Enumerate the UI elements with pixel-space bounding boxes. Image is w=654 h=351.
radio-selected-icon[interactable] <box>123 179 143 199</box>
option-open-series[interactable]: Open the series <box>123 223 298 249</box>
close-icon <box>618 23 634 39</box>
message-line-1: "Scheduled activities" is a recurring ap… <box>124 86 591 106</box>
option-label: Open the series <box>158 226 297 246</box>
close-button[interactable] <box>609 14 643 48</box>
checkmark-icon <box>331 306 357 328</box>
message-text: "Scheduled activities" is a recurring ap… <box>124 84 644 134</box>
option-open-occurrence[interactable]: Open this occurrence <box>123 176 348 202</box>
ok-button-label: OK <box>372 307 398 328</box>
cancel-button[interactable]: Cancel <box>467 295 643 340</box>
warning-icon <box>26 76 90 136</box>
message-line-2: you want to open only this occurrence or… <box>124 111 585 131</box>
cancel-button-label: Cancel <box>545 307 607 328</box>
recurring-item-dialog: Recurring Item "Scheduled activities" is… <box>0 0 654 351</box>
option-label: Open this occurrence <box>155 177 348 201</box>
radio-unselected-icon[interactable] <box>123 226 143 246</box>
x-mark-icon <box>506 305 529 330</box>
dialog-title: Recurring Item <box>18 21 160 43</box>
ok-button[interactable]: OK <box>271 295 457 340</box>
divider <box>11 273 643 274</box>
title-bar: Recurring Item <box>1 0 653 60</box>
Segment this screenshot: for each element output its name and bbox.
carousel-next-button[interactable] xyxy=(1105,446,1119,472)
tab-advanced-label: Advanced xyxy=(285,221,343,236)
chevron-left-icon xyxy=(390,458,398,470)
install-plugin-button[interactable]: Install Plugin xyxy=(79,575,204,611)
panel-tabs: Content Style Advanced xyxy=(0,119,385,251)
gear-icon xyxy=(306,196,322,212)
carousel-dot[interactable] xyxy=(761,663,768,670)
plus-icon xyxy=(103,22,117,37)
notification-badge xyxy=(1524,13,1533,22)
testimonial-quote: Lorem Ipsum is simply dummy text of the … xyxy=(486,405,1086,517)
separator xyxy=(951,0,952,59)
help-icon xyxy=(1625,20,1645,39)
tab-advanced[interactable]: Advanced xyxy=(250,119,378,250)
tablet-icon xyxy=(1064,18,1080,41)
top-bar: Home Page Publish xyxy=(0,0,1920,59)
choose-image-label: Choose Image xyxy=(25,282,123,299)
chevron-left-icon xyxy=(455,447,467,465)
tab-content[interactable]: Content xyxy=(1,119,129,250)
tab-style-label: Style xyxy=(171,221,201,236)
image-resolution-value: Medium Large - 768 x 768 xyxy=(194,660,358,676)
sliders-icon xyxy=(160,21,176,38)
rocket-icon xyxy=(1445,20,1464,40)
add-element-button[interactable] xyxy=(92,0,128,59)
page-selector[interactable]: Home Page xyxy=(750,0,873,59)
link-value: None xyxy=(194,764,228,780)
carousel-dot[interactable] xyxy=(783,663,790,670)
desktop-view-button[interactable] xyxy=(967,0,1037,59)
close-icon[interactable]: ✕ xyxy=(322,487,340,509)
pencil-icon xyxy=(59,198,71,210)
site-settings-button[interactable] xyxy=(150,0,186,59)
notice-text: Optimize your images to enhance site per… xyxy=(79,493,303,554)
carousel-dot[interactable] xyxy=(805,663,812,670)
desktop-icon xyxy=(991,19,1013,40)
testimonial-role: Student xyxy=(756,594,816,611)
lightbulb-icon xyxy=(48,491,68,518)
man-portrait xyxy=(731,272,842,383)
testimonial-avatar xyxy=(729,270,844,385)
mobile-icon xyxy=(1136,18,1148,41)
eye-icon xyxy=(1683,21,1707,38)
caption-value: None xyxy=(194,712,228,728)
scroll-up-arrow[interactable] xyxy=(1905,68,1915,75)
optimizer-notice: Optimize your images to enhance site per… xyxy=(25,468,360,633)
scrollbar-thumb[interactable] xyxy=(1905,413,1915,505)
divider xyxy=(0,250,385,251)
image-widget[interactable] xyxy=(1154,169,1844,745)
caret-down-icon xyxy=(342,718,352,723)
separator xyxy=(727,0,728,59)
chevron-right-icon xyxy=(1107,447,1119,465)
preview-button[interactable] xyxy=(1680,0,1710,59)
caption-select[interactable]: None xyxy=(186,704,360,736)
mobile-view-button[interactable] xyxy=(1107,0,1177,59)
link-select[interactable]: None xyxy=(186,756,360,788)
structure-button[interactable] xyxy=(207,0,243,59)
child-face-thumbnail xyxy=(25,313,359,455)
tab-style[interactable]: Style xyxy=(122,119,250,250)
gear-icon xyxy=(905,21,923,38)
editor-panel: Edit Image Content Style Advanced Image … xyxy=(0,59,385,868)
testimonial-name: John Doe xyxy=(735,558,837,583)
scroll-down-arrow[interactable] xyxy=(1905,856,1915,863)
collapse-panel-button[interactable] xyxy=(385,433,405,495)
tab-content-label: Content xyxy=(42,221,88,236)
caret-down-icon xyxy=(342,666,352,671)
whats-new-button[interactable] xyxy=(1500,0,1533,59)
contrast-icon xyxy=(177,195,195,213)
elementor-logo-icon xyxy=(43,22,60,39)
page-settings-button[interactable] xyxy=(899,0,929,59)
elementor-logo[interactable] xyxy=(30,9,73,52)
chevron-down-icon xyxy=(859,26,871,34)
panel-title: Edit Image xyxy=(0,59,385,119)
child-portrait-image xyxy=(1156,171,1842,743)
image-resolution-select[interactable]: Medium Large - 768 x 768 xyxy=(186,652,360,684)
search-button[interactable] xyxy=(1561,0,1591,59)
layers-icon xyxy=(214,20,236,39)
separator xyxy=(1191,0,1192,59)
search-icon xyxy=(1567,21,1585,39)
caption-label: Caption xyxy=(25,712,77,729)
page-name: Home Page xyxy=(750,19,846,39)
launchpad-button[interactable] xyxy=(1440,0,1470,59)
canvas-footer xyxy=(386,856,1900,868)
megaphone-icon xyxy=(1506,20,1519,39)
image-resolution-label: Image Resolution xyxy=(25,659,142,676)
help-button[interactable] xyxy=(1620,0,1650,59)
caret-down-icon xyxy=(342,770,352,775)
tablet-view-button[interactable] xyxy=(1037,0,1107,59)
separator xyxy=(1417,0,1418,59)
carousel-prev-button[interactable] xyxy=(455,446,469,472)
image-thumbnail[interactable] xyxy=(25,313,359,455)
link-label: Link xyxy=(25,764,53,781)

**********

Return every line of the entries above word for word, with nothing added, dropped, or changed.

SOLUTION FOR THIS EXERCISE -
Enumerate the UI elements with pixel-space bounding boxes. Image is w=654 h=351.
radio-selected-icon[interactable] <box>123 179 143 199</box>
option-open-series[interactable]: Open the series <box>123 223 298 249</box>
close-icon <box>618 23 634 39</box>
message-line-1: "Scheduled activities" is a recurring ap… <box>124 86 591 106</box>
option-label: Open the series <box>158 226 297 246</box>
close-button[interactable] <box>609 14 643 48</box>
checkmark-icon <box>331 306 357 328</box>
message-text: "Scheduled activities" is a recurring ap… <box>124 84 644 134</box>
option-open-occurrence[interactable]: Open this occurrence <box>123 176 348 202</box>
ok-button-label: OK <box>372 307 398 328</box>
cancel-button[interactable]: Cancel <box>467 295 643 340</box>
warning-icon <box>26 76 90 136</box>
message-line-2: you want to open only this occurrence or… <box>124 111 585 131</box>
cancel-button-label: Cancel <box>545 307 607 328</box>
recurring-item-dialog: Recurring Item "Scheduled activities" is… <box>0 0 654 351</box>
option-label: Open this occurrence <box>155 177 348 201</box>
radio-unselected-icon[interactable] <box>123 226 143 246</box>
x-mark-icon <box>506 305 529 330</box>
dialog-title: Recurring Item <box>18 21 160 43</box>
ok-button[interactable]: OK <box>271 295 457 340</box>
divider <box>11 273 643 274</box>
title-bar: Recurring Item <box>1 0 653 60</box>
Segment this screenshot: for each element output its name and bbox.
carousel-next-button[interactable] xyxy=(1105,446,1119,472)
tab-advanced-label: Advanced xyxy=(285,221,343,236)
chevron-left-icon xyxy=(390,458,398,470)
install-plugin-button[interactable]: Install Plugin xyxy=(79,575,204,611)
panel-tabs: Content Style Advanced xyxy=(0,119,385,251)
gear-icon xyxy=(306,196,322,212)
carousel-dot[interactable] xyxy=(761,663,768,670)
plus-icon xyxy=(103,22,117,37)
notification-badge xyxy=(1524,13,1533,22)
testimonial-quote: Lorem Ipsum is simply dummy text of the … xyxy=(486,405,1086,517)
separator xyxy=(951,0,952,59)
help-icon xyxy=(1625,20,1645,39)
tab-advanced[interactable]: Advanced xyxy=(250,119,378,250)
tablet-icon xyxy=(1064,18,1080,41)
top-bar: Home Page Publish xyxy=(0,0,1920,59)
choose-image-label: Choose Image xyxy=(25,282,123,299)
chevron-left-icon xyxy=(455,447,467,465)
tab-content[interactable]: Content xyxy=(1,119,129,250)
tab-style-label: Style xyxy=(171,221,201,236)
image-resolution-value: Medium Large - 768 x 768 xyxy=(194,660,358,676)
sliders-icon xyxy=(160,21,176,38)
rocket-icon xyxy=(1445,20,1464,40)
add-element-button[interactable] xyxy=(92,0,128,59)
page-selector[interactable]: Home Page xyxy=(750,0,873,59)
link-value: None xyxy=(194,764,228,780)
carousel-dot[interactable] xyxy=(783,663,790,670)
desktop-view-button[interactable] xyxy=(967,0,1037,59)
close-icon[interactable]: ✕ xyxy=(322,487,340,509)
pencil-icon xyxy=(59,198,71,210)
site-settings-button[interactable] xyxy=(150,0,186,59)
notice-text: Optimize your images to enhance site per… xyxy=(79,493,303,554)
carousel-dot[interactable] xyxy=(805,663,812,670)
desktop-icon xyxy=(991,19,1013,40)
testimonial-role: Student xyxy=(756,594,816,611)
lightbulb-icon xyxy=(48,491,68,518)
man-portrait xyxy=(731,272,842,383)
testimonial-avatar xyxy=(729,270,844,385)
mobile-icon xyxy=(1136,18,1148,41)
eye-icon xyxy=(1683,21,1707,38)
caption-value: None xyxy=(194,712,228,728)
scroll-up-arrow[interactable] xyxy=(1905,68,1915,75)
optimizer-notice: Optimize your images to enhance site per… xyxy=(25,468,360,633)
scrollbar-thumb[interactable] xyxy=(1905,413,1915,505)
divider xyxy=(0,250,385,251)
image-widget[interactable] xyxy=(1154,169,1844,745)
caret-down-icon xyxy=(342,718,352,723)
separator xyxy=(727,0,728,59)
chevron-right-icon xyxy=(1107,447,1119,465)
preview-button[interactable] xyxy=(1680,0,1710,59)
caption-select[interactable]: None xyxy=(186,704,360,736)
mobile-view-button[interactable] xyxy=(1107,0,1177,59)
link-select[interactable]: None xyxy=(186,756,360,788)
structure-button[interactable] xyxy=(207,0,243,59)
child-face-thumbnail xyxy=(25,313,359,455)
tab-style[interactable]: Style xyxy=(122,119,250,250)
gear-icon xyxy=(905,21,923,38)
editor-panel: Edit Image Content Style Advanced Image … xyxy=(0,59,385,868)
testimonial-name: John Doe xyxy=(735,558,837,583)
scroll-down-arrow[interactable] xyxy=(1905,856,1915,863)
collapse-panel-button[interactable] xyxy=(385,433,405,495)
tab-content-label: Content xyxy=(42,221,88,236)
caret-down-icon xyxy=(342,666,352,671)
whats-new-button[interactable] xyxy=(1500,0,1533,59)
contrast-icon xyxy=(177,195,195,213)
elementor-logo-icon xyxy=(43,22,60,39)
page-settings-button[interactable] xyxy=(899,0,929,59)
elementor-logo[interactable] xyxy=(30,9,73,52)
chevron-down-icon xyxy=(859,26,871,34)
panel-title: Edit Image xyxy=(0,59,385,119)
child-portrait-image xyxy=(1156,171,1842,743)
image-resolution-select[interactable]: Medium Large - 768 x 768 xyxy=(186,652,360,684)
search-button[interactable] xyxy=(1561,0,1591,59)
layers-icon xyxy=(214,20,236,39)
separator xyxy=(1191,0,1192,59)
search-icon xyxy=(1567,21,1585,39)
caption-label: Caption xyxy=(25,712,77,729)
page-name: Home Page xyxy=(750,19,846,39)
launchpad-button[interactable] xyxy=(1440,0,1470,59)
canvas-footer xyxy=(386,856,1900,868)
megaphone-icon xyxy=(1506,20,1519,39)
image-resolution-label: Image Resolution xyxy=(25,659,142,676)
help-button[interactable] xyxy=(1620,0,1650,59)
caret-down-icon xyxy=(342,770,352,775)
tablet-view-button[interactable] xyxy=(1037,0,1107,59)
separator xyxy=(1417,0,1418,59)
carousel-prev-button[interactable] xyxy=(455,446,469,472)
image-thumbnail[interactable] xyxy=(25,313,359,455)
link-label: Link xyxy=(25,764,53,781)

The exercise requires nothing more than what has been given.